AVAILABLE RECORDS

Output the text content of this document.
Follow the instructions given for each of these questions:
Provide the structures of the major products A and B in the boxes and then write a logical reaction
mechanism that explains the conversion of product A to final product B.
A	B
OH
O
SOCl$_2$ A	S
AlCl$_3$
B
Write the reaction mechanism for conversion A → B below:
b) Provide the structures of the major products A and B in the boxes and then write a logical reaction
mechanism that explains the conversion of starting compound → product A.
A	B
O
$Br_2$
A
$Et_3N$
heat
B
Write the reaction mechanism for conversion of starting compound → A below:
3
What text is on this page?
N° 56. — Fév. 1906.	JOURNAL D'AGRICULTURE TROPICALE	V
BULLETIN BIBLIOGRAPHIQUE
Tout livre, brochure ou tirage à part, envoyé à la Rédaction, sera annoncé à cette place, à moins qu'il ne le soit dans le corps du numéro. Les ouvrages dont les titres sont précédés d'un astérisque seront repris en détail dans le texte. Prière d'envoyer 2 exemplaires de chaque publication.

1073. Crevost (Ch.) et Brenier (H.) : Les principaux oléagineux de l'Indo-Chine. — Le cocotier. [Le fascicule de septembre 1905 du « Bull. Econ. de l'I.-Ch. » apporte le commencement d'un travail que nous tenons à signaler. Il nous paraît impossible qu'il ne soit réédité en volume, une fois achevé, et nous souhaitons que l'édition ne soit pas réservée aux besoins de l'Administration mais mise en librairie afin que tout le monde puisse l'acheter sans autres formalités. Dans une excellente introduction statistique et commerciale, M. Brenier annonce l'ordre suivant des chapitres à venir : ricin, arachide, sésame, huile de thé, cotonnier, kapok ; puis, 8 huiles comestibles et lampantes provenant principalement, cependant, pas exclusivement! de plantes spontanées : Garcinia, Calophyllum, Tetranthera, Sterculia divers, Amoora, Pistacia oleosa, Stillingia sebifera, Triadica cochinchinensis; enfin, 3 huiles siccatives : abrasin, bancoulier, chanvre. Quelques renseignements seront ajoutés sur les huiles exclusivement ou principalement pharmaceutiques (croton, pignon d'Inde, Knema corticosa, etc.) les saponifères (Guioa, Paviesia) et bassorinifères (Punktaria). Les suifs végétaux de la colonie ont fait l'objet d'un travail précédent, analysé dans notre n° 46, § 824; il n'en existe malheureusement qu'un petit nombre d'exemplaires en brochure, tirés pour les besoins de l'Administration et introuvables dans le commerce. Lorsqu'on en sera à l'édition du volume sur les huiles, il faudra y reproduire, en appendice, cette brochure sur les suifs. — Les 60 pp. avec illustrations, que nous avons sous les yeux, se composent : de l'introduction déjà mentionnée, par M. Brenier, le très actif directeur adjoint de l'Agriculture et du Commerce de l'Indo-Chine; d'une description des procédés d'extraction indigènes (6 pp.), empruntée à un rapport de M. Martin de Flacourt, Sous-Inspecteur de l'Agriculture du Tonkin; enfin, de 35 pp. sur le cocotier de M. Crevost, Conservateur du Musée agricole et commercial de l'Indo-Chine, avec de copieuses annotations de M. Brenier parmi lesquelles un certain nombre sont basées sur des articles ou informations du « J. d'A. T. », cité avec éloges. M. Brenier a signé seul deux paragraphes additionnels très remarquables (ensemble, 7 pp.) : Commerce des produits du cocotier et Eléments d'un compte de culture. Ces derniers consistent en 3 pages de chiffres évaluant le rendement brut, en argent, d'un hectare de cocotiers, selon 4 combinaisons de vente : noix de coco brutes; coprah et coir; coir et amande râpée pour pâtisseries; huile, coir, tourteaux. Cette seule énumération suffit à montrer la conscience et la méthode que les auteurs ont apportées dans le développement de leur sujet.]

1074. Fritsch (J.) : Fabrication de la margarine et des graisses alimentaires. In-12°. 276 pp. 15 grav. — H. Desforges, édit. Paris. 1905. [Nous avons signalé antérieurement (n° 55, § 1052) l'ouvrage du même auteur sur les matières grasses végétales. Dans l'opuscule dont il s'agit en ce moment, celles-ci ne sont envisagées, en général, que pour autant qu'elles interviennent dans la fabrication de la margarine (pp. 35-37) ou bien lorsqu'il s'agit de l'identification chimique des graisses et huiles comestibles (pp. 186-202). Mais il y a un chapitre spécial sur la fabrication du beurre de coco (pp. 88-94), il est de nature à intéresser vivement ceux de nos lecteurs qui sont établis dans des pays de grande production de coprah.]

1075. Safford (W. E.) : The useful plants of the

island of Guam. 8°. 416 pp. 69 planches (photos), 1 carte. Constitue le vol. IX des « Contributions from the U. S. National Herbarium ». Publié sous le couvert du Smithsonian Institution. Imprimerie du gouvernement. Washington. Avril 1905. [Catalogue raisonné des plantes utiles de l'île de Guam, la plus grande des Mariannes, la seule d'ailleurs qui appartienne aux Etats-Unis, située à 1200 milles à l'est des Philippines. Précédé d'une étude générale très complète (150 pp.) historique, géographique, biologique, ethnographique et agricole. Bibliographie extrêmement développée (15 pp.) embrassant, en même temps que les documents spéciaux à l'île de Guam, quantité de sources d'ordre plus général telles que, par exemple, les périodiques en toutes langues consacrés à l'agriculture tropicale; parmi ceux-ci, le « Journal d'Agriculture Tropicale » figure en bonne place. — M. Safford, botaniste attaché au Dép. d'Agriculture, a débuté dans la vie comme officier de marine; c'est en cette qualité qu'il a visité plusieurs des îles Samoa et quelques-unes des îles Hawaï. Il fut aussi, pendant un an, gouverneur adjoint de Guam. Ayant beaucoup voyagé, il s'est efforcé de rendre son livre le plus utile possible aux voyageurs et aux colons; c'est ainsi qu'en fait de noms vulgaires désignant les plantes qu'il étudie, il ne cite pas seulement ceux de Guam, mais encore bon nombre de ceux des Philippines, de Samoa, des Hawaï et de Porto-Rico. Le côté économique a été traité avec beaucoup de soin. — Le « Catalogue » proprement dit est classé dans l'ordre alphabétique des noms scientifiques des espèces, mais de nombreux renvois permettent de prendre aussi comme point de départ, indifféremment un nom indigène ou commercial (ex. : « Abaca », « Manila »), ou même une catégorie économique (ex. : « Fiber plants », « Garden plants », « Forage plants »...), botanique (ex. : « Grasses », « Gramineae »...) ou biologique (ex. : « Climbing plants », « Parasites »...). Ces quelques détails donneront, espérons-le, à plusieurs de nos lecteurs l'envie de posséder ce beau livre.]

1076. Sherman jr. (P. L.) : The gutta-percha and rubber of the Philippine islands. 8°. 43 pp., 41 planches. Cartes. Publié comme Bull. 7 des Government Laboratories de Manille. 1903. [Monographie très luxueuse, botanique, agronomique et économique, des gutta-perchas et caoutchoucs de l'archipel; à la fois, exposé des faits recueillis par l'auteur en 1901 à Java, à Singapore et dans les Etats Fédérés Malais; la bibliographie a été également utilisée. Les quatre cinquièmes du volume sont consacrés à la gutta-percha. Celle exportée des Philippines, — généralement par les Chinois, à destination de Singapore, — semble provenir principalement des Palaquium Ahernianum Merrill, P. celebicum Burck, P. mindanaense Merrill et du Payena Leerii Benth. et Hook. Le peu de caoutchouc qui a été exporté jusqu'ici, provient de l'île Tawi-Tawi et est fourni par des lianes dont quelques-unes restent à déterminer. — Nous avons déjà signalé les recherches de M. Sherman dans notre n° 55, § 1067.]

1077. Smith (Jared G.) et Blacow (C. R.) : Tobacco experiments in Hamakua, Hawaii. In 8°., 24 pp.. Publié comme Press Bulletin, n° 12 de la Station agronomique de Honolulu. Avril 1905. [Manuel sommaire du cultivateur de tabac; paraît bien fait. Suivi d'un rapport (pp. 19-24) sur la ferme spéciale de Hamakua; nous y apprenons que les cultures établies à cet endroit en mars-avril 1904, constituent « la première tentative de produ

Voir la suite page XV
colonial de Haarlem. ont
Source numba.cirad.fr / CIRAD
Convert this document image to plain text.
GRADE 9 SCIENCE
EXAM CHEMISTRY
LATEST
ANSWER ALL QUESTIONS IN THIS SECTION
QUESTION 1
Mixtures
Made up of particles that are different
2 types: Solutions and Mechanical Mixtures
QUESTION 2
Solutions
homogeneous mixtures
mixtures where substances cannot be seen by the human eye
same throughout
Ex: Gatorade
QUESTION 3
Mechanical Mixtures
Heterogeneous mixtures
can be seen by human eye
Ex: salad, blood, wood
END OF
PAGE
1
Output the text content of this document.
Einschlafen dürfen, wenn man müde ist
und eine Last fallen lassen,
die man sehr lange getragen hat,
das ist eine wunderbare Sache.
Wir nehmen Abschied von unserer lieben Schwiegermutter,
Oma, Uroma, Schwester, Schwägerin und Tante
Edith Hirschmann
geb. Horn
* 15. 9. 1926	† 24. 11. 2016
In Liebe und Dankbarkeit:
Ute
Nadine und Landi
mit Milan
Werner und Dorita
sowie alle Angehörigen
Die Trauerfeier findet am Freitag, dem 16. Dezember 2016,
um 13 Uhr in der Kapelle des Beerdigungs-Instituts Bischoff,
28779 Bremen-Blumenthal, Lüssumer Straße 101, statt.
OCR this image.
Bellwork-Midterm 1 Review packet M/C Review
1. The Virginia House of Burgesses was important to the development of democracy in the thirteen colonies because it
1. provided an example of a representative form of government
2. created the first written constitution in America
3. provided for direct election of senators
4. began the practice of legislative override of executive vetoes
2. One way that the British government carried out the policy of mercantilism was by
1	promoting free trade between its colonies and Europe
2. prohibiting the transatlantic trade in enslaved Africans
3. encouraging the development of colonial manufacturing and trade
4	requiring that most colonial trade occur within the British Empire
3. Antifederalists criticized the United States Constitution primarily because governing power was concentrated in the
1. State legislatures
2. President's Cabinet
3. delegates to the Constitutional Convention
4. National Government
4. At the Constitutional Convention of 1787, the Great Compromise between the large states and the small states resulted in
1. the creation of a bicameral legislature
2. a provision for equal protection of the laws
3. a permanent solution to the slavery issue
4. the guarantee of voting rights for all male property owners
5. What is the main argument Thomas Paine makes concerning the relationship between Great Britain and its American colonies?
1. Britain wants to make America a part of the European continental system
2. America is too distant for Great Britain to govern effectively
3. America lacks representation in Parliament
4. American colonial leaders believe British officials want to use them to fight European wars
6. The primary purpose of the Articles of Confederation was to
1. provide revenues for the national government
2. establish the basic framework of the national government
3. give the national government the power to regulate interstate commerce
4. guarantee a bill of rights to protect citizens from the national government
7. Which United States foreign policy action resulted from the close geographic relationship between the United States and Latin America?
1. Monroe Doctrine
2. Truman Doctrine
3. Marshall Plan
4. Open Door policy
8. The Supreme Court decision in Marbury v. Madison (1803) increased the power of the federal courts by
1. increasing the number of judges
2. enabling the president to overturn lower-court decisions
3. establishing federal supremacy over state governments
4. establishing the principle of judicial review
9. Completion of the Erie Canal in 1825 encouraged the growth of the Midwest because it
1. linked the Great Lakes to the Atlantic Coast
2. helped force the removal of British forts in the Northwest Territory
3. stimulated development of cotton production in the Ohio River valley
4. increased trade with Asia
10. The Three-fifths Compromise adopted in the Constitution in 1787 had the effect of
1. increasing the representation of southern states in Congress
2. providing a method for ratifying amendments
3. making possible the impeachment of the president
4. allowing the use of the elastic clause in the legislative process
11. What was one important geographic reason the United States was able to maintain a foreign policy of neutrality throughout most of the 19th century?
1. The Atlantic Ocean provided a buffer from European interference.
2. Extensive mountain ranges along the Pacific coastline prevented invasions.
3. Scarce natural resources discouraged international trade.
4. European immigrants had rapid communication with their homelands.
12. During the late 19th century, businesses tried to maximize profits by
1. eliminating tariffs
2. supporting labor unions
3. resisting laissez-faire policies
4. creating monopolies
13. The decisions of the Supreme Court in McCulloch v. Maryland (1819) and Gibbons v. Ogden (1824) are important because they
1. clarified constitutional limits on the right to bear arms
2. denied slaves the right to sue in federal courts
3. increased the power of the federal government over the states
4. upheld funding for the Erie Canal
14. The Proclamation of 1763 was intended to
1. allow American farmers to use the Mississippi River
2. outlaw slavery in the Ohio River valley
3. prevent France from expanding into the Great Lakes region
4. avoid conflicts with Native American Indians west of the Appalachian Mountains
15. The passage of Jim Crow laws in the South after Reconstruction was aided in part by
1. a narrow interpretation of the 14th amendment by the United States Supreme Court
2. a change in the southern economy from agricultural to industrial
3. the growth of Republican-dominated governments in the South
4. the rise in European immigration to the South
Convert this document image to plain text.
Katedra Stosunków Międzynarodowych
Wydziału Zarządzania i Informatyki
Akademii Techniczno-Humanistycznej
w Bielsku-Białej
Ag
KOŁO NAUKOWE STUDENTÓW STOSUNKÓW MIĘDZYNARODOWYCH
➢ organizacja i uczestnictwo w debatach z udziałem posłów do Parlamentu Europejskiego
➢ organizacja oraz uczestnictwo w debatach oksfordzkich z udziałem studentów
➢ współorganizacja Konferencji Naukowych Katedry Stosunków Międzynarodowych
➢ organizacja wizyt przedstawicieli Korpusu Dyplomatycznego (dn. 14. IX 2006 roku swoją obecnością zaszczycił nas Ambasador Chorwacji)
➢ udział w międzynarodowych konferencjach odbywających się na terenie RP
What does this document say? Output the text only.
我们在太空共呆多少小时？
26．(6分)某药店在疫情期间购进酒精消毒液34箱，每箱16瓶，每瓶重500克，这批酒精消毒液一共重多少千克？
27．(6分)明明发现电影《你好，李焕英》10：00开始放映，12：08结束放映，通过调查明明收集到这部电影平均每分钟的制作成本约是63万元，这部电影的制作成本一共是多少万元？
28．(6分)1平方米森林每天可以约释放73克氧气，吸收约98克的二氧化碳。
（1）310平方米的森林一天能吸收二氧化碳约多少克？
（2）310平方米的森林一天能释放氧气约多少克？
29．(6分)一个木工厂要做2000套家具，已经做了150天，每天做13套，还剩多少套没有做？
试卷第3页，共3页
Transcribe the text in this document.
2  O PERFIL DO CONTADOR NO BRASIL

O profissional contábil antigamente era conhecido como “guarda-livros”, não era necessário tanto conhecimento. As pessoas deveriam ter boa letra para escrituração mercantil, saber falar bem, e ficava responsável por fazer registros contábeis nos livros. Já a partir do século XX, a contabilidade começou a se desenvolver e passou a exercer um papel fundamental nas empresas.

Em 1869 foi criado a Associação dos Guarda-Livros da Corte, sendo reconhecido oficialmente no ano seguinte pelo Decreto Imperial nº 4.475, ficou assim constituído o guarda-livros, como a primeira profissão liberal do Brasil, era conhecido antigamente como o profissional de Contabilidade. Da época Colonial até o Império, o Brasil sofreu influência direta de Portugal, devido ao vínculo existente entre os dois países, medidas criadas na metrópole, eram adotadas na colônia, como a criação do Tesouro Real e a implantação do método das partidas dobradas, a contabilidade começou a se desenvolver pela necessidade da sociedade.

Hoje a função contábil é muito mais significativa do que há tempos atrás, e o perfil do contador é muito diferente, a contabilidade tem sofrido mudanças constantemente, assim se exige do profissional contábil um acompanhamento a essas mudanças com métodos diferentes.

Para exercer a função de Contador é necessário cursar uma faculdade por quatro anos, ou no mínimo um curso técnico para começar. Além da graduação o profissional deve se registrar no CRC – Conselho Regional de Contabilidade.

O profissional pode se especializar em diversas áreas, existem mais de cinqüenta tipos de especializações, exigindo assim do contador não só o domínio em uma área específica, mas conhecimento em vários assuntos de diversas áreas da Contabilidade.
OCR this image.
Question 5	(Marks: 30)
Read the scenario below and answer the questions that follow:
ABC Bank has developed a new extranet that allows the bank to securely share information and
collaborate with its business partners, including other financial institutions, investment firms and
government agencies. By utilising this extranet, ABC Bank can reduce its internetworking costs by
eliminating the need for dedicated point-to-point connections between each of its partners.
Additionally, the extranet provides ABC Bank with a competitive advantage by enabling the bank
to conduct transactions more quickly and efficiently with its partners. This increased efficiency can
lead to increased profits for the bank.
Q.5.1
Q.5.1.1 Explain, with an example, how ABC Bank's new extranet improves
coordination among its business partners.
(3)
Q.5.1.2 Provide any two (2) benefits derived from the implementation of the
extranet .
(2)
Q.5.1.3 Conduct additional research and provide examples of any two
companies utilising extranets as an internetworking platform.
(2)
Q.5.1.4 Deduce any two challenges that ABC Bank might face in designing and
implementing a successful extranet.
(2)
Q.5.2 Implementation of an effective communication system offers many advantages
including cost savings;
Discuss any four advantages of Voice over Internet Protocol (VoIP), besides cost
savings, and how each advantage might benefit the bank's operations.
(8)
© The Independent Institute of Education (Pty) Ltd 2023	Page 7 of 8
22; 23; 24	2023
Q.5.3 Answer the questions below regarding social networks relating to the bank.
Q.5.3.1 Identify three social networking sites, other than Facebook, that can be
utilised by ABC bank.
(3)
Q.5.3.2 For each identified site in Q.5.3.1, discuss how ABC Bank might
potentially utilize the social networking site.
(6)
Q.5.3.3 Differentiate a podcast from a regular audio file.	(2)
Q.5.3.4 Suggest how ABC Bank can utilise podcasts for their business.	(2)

REQUIRED WORK
Show the lines of the records that include the string "River".

OUTPUT FOR THIS TASK
3. stimulated development of cotton production in the Ohio River valley
1. allow American farmers to use the Mississippi River
2. outlaw slavery in the Ohio River valley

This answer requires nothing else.